Data records
────────────────────────────────────────

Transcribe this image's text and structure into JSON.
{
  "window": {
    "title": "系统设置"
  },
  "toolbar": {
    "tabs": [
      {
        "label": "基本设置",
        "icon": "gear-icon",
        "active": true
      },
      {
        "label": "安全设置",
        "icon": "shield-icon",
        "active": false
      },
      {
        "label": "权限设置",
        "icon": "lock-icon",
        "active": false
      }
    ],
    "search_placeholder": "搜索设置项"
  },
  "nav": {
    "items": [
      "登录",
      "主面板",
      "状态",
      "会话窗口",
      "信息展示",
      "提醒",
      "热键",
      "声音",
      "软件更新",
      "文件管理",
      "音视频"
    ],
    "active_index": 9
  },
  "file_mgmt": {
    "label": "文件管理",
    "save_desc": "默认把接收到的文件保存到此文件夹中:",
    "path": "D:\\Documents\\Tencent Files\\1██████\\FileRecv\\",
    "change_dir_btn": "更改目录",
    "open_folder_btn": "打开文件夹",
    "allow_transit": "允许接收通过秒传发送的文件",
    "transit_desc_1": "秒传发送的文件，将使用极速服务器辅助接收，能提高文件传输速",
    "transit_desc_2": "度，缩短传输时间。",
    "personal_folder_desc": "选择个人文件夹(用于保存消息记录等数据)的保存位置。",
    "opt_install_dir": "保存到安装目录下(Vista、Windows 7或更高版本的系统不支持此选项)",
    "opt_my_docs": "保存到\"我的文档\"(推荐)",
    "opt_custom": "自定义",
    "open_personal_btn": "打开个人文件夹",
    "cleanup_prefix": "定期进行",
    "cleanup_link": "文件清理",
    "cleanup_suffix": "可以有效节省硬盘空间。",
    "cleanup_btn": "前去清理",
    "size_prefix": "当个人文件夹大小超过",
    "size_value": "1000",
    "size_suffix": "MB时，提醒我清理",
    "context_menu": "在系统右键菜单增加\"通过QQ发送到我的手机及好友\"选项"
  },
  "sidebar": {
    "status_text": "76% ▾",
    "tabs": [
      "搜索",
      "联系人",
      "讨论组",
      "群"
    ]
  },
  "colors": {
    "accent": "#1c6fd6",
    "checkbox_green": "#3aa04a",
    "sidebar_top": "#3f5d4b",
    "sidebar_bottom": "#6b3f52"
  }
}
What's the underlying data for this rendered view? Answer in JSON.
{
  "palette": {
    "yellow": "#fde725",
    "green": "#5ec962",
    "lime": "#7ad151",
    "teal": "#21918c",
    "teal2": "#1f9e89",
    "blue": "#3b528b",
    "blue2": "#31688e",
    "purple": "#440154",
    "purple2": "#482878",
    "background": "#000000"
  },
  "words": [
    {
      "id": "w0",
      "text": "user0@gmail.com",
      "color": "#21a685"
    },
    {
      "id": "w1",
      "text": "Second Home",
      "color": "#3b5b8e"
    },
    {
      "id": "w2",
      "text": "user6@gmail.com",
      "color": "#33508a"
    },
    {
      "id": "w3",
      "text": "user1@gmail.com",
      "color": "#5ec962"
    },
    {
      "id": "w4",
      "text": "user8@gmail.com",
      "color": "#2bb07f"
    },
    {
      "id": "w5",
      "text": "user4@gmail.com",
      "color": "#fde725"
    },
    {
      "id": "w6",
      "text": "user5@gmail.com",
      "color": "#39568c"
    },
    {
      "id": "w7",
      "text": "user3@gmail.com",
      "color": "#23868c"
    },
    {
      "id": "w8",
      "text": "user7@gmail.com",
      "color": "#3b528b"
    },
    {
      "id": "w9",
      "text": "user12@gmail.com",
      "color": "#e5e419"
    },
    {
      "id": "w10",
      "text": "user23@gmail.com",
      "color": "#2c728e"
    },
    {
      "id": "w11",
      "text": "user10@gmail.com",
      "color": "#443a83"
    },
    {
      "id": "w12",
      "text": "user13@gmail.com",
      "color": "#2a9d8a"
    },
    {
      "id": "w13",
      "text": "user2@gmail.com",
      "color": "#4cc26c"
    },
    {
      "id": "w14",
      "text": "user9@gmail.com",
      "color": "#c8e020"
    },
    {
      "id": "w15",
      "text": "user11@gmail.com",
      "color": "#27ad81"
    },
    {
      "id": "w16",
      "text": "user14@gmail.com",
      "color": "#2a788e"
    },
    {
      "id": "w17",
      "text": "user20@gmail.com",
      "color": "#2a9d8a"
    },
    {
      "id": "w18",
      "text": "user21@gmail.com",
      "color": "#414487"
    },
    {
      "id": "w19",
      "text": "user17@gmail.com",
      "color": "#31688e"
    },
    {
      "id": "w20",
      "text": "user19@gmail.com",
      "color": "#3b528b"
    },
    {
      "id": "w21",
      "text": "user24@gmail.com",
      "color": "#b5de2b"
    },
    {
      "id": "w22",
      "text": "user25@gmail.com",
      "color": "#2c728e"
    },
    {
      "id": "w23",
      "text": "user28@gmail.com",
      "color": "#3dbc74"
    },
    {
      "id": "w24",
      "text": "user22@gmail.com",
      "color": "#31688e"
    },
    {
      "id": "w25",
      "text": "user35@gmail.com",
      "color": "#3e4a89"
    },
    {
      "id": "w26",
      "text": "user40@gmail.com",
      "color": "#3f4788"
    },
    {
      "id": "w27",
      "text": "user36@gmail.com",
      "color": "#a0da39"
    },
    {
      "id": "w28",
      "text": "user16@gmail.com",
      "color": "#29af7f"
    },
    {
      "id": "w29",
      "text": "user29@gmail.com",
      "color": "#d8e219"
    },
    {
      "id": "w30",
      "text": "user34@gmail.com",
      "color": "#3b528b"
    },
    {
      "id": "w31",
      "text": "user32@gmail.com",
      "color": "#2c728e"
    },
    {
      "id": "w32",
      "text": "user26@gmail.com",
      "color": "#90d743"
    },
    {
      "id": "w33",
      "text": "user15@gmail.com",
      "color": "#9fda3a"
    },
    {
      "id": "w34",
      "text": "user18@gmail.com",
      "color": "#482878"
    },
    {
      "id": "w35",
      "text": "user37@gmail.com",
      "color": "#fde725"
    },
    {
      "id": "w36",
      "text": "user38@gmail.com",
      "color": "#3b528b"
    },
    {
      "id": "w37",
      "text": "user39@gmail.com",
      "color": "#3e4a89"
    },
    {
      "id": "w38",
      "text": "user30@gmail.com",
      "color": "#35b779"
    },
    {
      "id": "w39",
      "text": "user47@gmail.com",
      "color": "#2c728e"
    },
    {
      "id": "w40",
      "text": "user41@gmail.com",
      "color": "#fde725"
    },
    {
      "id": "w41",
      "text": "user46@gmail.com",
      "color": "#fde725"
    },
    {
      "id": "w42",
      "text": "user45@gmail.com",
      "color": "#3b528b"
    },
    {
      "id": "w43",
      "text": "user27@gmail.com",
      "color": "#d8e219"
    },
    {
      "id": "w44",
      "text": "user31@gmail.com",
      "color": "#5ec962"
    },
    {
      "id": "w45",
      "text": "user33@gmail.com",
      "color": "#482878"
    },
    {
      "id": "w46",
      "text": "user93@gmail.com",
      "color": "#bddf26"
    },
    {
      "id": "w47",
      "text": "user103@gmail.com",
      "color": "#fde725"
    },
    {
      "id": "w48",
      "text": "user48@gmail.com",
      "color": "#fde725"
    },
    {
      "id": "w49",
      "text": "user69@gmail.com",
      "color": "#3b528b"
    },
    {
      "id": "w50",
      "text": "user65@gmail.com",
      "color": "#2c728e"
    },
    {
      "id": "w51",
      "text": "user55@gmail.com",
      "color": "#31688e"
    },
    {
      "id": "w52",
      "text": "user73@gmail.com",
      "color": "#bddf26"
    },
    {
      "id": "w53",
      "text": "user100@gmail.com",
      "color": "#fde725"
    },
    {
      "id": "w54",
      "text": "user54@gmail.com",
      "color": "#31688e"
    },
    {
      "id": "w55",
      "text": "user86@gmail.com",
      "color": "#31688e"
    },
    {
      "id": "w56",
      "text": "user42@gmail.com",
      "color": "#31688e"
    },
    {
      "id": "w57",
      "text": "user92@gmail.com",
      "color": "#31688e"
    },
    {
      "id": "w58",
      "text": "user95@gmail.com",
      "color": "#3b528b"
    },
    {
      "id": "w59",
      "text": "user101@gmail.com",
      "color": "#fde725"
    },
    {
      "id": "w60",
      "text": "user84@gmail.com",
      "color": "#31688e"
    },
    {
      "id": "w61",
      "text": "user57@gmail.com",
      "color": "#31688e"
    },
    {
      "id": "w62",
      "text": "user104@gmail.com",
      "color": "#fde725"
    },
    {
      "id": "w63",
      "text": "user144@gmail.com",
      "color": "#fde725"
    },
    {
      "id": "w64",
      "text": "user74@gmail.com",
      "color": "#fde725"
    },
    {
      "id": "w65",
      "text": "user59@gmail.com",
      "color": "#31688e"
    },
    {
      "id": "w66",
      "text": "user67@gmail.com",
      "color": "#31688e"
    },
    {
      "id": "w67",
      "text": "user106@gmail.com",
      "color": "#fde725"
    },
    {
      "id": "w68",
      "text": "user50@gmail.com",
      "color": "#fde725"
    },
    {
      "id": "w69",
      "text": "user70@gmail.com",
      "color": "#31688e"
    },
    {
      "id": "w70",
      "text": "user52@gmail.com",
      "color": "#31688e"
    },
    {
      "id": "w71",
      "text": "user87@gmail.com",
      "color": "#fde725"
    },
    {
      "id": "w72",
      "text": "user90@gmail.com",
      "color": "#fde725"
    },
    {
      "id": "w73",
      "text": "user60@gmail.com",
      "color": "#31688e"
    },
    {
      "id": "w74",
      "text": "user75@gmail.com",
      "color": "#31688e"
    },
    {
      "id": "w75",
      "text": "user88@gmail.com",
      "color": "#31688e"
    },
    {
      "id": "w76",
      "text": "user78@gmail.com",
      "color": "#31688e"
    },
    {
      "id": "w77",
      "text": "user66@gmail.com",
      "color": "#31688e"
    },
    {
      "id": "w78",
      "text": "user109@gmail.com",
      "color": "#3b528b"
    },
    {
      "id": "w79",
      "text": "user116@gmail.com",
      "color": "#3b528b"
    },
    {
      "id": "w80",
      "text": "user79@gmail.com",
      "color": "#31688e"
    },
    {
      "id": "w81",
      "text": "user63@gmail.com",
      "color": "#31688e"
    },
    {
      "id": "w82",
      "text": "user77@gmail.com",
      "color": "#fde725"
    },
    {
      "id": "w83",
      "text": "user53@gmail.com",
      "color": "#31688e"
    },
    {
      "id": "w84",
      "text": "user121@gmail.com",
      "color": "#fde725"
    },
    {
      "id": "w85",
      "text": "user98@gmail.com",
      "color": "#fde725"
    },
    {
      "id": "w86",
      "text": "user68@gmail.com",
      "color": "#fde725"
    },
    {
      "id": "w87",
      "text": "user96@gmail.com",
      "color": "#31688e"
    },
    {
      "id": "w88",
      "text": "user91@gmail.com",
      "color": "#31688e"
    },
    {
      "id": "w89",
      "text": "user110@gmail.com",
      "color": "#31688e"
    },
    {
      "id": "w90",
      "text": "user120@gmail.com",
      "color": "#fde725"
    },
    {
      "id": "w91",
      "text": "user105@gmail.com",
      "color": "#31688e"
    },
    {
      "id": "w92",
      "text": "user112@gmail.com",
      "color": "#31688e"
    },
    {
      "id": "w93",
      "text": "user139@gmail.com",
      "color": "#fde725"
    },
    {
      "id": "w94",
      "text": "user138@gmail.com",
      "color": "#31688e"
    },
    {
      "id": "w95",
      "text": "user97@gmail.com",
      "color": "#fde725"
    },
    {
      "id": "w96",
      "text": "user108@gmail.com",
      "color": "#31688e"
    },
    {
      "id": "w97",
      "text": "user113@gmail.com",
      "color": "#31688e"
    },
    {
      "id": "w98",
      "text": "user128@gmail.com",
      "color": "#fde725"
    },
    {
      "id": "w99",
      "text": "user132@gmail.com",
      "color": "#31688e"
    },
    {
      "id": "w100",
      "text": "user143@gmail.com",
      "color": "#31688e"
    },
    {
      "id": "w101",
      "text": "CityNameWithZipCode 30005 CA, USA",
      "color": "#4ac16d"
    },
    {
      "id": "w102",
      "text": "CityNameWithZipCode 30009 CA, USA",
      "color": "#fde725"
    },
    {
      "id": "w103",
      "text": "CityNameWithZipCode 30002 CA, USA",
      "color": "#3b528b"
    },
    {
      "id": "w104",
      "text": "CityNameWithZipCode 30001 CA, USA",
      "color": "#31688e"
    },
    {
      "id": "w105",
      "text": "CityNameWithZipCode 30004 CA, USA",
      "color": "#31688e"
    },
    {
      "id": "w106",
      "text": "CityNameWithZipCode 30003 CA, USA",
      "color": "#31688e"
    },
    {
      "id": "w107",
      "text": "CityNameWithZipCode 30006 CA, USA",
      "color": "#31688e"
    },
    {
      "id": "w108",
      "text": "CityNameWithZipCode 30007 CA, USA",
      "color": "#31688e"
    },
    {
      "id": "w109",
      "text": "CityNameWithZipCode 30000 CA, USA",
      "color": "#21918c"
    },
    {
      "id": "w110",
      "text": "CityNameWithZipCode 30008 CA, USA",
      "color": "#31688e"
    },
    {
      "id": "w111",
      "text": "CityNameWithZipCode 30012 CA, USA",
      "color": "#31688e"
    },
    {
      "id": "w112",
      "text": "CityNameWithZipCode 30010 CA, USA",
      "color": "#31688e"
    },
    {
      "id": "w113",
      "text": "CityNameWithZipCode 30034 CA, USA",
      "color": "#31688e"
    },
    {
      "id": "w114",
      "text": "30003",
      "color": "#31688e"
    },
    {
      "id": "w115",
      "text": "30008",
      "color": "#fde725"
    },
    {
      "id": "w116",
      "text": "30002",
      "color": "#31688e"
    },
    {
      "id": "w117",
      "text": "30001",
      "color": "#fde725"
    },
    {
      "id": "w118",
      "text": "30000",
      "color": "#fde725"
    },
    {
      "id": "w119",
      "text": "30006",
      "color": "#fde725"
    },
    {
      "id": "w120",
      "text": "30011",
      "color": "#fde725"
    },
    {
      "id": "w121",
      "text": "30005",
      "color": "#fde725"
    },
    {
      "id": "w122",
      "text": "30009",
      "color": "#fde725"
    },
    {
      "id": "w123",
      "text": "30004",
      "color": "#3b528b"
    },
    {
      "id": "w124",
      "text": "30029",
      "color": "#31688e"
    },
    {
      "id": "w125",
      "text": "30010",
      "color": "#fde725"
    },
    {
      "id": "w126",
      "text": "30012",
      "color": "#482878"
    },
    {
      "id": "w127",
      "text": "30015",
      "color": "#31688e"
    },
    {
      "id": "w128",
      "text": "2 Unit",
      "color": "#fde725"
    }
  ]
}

────────────────────────────────────────

- Stated exercise:
Read the entries and pick out all lines that include the word "JSON".

- Task answer:
Transcribe this image's text and structure into JSON.
What's the underlying data for this rendered view? Answer in JSON.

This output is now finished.